• Supplied records
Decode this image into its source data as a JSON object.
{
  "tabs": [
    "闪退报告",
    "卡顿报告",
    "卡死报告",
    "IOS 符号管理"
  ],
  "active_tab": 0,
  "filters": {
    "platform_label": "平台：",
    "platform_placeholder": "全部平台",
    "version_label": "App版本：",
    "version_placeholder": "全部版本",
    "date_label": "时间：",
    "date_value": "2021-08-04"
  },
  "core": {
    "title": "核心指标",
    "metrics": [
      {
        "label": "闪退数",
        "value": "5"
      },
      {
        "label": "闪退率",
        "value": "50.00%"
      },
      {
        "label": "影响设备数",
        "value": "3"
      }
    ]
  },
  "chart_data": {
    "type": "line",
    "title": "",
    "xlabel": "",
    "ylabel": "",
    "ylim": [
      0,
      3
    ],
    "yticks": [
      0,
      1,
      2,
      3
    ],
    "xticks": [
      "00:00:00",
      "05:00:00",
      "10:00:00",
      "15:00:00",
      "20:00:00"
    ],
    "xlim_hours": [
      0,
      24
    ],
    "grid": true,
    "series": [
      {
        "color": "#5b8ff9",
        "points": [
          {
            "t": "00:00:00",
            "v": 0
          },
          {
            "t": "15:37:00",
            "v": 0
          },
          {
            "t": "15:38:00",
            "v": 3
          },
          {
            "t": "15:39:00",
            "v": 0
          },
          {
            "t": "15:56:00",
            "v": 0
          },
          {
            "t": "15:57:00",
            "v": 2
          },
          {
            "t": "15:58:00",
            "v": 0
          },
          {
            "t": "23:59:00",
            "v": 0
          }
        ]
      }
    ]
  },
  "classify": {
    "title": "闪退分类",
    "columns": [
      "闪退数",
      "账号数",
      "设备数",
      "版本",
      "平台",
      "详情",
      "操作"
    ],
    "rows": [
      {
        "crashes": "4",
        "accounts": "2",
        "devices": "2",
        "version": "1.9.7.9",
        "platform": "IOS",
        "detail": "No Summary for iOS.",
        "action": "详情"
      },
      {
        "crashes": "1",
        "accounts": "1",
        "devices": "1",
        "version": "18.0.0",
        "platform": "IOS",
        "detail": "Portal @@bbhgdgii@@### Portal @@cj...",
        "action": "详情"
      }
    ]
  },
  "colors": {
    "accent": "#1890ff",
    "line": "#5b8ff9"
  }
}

• Stated problem
Reproduce each record exactly as it appears.

• Answer to the exercise
Decode this image into its source data as a JSON object.
{
  "tabs": [
    "闪退报告",
    "卡顿报告",
    "卡死报告",
    "IOS 符号管理"
  ],
  "active_tab": 0,
  "filters": {
    "platform_label": "平台：",
    "platform_placeholder": "全部平台",
    "version_label": "App版本：",
    "version_placeholder": "全部版本",
    "date_label": "时间：",
    "date_value": "2021-08-04"
  },
  "core": {
    "title": "核心指标",
    "metrics": [
      {
        "label": "闪退数",
        "value": "5"
      },
      {
        "label": "闪退率",
        "value": "50.00%"
      },
      {
        "label": "影响设备数",
        "value": "3"
      }
    ]
  },
  "chart_data": {
    "type": "line",
    "title": "",
    "xlabel": "",
    "ylabel": "",
    "ylim": [
      0,
      3
    ],
    "yticks": [
      0,
      1,
      2,
      3
    ],
    "xticks": [
      "00:00:00",
      "05:00:00",
      "10:00:00",
      "15:00:00",
      "20:00:00"
    ],
    "xlim_hours": [
      0,
      24
    ],
    "grid": true,
    "series": [
      {
        "color": "#5b8ff9",
        "points": [
          {
            "t": "00:00:00",
            "v": 0
          },
          {
            "t": "15:37:00",
            "v": 0
          },
          {
            "t": "15:38:00",
            "v": 3
          },
          {
            "t": "15:39:00",
            "v": 0
          },
          {
            "t": "15:56:00",
            "v": 0
          },
          {
            "t": "15:57:00",
            "v": 2
          },
          {
            "t": "15:58:00",
            "v": 0
          },
          {
            "t": "23:59:00",
            "v": 0
          }
        ]
      }
    ]
  },
  "classify": {
    "title": "闪退分类",
    "columns": [
      "闪退数",
      "账号数",
      "设备数",
      "版本",
      "平台",
      "详情",
      "操作"
    ],
    "rows": [
      {
        "crashes": "4",
        "accounts": "2",
        "devices": "2",
        "version": "1.9.7.9",
        "platform": "IOS",
        "detail": "No Summary for iOS.",
        "action": "详情"
      },
      {
        "crashes": "1",
        "accounts": "1",
        "devices": "1",
        "version": "18.0.0",
        "platform": "IOS",
        "detail": "Portal @@bbhgdgii@@### Portal @@cj...",
        "action": "详情"
      }
    ]
  },
  "colors": {
    "accent": "#1890ff",
    "line": "#5b8ff9"
  }
}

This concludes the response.